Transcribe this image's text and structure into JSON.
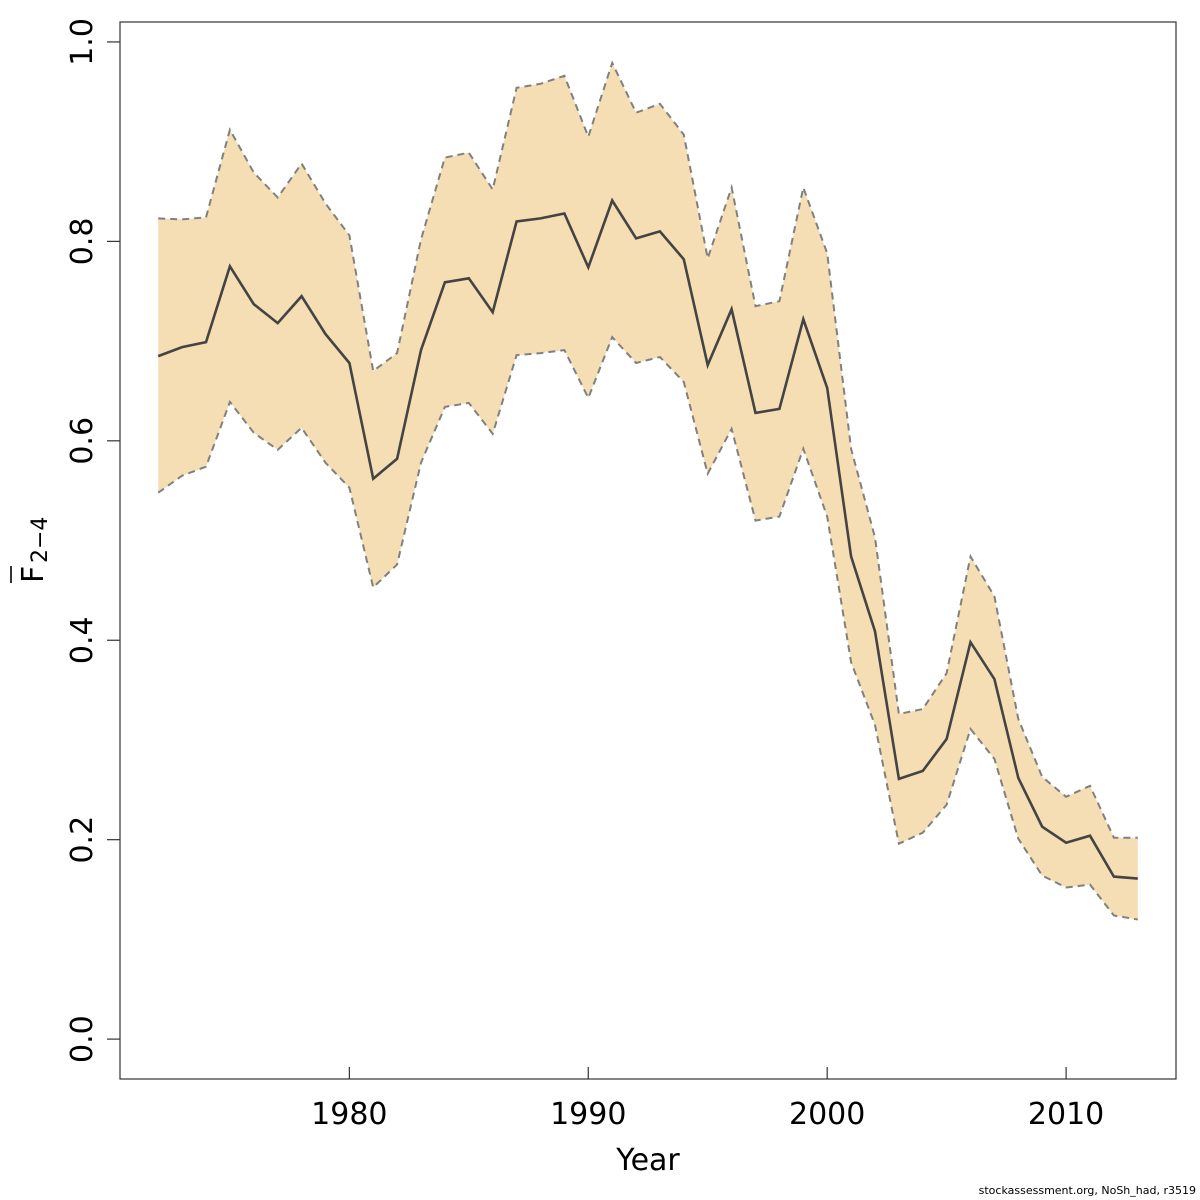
{
  "chart_data": {
    "type": "area",
    "xlabel": "Year",
    "ylabel": {
      "main": "F",
      "subscript": "2−4",
      "overline": true
    },
    "xlim": [
      1970.4,
      2014.6
    ],
    "ylim": [
      -0.04,
      1.02
    ],
    "x_ticks": [
      1980,
      1990,
      2000,
      2010
    ],
    "y_ticks": [
      0.0,
      0.2,
      0.4,
      0.6,
      0.8,
      1.0
    ],
    "y_tick_labels": [
      "0.0",
      "0.2",
      "0.4",
      "0.6",
      "0.8",
      "1.0"
    ],
    "grid": false,
    "colors": {
      "band": "#f5deb3",
      "line": "#444444",
      "bound": "#808080"
    },
    "x": [
      1972,
      1973,
      1974,
      1975,
      1976,
      1977,
      1978,
      1979,
      1980,
      1981,
      1982,
      1983,
      1984,
      1985,
      1986,
      1987,
      1988,
      1989,
      1990,
      1991,
      1992,
      1993,
      1994,
      1995,
      1996,
      1997,
      1998,
      1999,
      2000,
      2001,
      2002,
      2003,
      2004,
      2005,
      2006,
      2007,
      2008,
      2009,
      2010,
      2011,
      2012,
      2013
    ],
    "series": [
      {
        "role": "estimate",
        "values": [
          0.685,
          0.694,
          0.699,
          0.775,
          0.737,
          0.718,
          0.745,
          0.707,
          0.678,
          0.562,
          0.582,
          0.691,
          0.759,
          0.763,
          0.729,
          0.82,
          0.823,
          0.828,
          0.774,
          0.841,
          0.803,
          0.81,
          0.782,
          0.676,
          0.732,
          0.628,
          0.632,
          0.722,
          0.653,
          0.484,
          0.409,
          0.261,
          0.269,
          0.301,
          0.398,
          0.361,
          0.262,
          0.213,
          0.197,
          0.204,
          0.163,
          0.161
        ]
      },
      {
        "role": "upper",
        "values": [
          0.823,
          0.822,
          0.824,
          0.912,
          0.869,
          0.844,
          0.878,
          0.838,
          0.806,
          0.67,
          0.688,
          0.802,
          0.884,
          0.889,
          0.852,
          0.954,
          0.958,
          0.966,
          0.905,
          0.979,
          0.929,
          0.938,
          0.907,
          0.783,
          0.854,
          0.735,
          0.74,
          0.854,
          0.788,
          0.592,
          0.503,
          0.326,
          0.331,
          0.367,
          0.484,
          0.444,
          0.321,
          0.263,
          0.243,
          0.254,
          0.202,
          0.202
        ]
      },
      {
        "role": "lower",
        "values": [
          0.548,
          0.565,
          0.574,
          0.639,
          0.608,
          0.591,
          0.613,
          0.578,
          0.553,
          0.453,
          0.476,
          0.578,
          0.634,
          0.638,
          0.607,
          0.686,
          0.688,
          0.691,
          0.643,
          0.704,
          0.678,
          0.684,
          0.659,
          0.567,
          0.612,
          0.52,
          0.524,
          0.592,
          0.524,
          0.378,
          0.315,
          0.196,
          0.207,
          0.235,
          0.311,
          0.281,
          0.201,
          0.164,
          0.152,
          0.155,
          0.124,
          0.12
        ]
      }
    ]
  },
  "credit": "stockassessment.org, NoSh_had, r3519"
}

┄┄┄┄┄┄

Given exercise: Extract all the data above exactly, excluding every picture.

The solution:
Transcribe this image's text and structure into JSON.
{
  "chart_data": {
    "type": "area",
    "xlabel": "Year",
    "ylabel": {
      "main": "F",
      "subscript": "2−4",
      "overline": true
    },
    "xlim": [
      1970.4,
      2014.6
    ],
    "ylim": [
      -0.04,
      1.02
    ],
    "x_ticks": [
      1980,
      1990,
      2000,
      2010
    ],
    "y_ticks": [
      0.0,
      0.2,
      0.4,
      0.6,
      0.8,
      1.0
    ],
    "y_tick_labels": [
      "0.0",
      "0.2",
      "0.4",
      "0.6",
      "0.8",
      "1.0"
    ],
    "grid": false,
    "colors": {
      "band": "#f5deb3",
      "line": "#444444",
      "bound": "#808080"
    },
    "x": [
      1972,
      1973,
      1974,
      1975,
      1976,
      1977,
      1978,
      1979,
      1980,
      1981,
      1982,
      1983,
      1984,
      1985,
      1986,
      1987,
      1988,
      1989,
      1990,
      1991,
      1992,
      1993,
      1994,
      1995,
      1996,
      1997,
      1998,
      1999,
      2000,
      2001,
      2002,
      2003,
      2004,
      2005,
      2006,
      2007,
      2008,
      2009,
      2010,
      2011,
      2012,
      2013
    ],
    "series": [
      {
        "role": "estimate",
        "values": [
          0.685,
          0.694,
          0.699,
          0.775,
          0.737,
          0.718,
          0.745,
          0.707,
          0.678,
          0.562,
          0.582,
          0.691,
          0.759,
          0.763,
          0.729,
          0.82,
          0.823,
          0.828,
          0.774,
          0.841,
          0.803,
          0.81,
          0.782,
          0.676,
          0.732,
          0.628,
          0.632,
          0.722,
          0.653,
          0.484,
          0.409,
          0.261,
          0.269,
          0.301,
          0.398,
          0.361,
          0.262,
          0.213,
          0.197,
          0.204,
          0.163,
          0.161
        ]
      },
      {
        "role": "upper",
        "values": [
          0.823,
          0.822,
          0.824,
          0.912,
          0.869,
          0.844,
          0.878,
          0.838,
          0.806,
          0.67,
          0.688,
          0.802,
          0.884,
          0.889,
          0.852,
          0.954,
          0.958,
          0.966,
          0.905,
          0.979,
          0.929,
          0.938,
          0.907,
          0.783,
          0.854,
          0.735,
          0.74,
          0.854,
          0.788,
          0.592,
          0.503,
          0.326,
          0.331,
          0.367,
          0.484,
          0.444,
          0.321,
          0.263,
          0.243,
          0.254,
          0.202,
          0.202
        ]
      },
      {
        "role": "lower",
        "values": [
          0.548,
          0.565,
          0.574,
          0.639,
          0.608,
          0.591,
          0.613,
          0.578,
          0.553,
          0.453,
          0.476,
          0.578,
          0.634,
          0.638,
          0.607,
          0.686,
          0.688,
          0.691,
          0.643,
          0.704,
          0.678,
          0.684,
          0.659,
          0.567,
          0.612,
          0.52,
          0.524,
          0.592,
          0.524,
          0.378,
          0.315,
          0.196,
          0.207,
          0.235,
          0.311,
          0.281,
          0.201,
          0.164,
          0.152,
          0.155,
          0.124,
          0.12
        ]
      }
    ]
  },
  "credit": "stockassessment.org, NoSh_had, r3519"
}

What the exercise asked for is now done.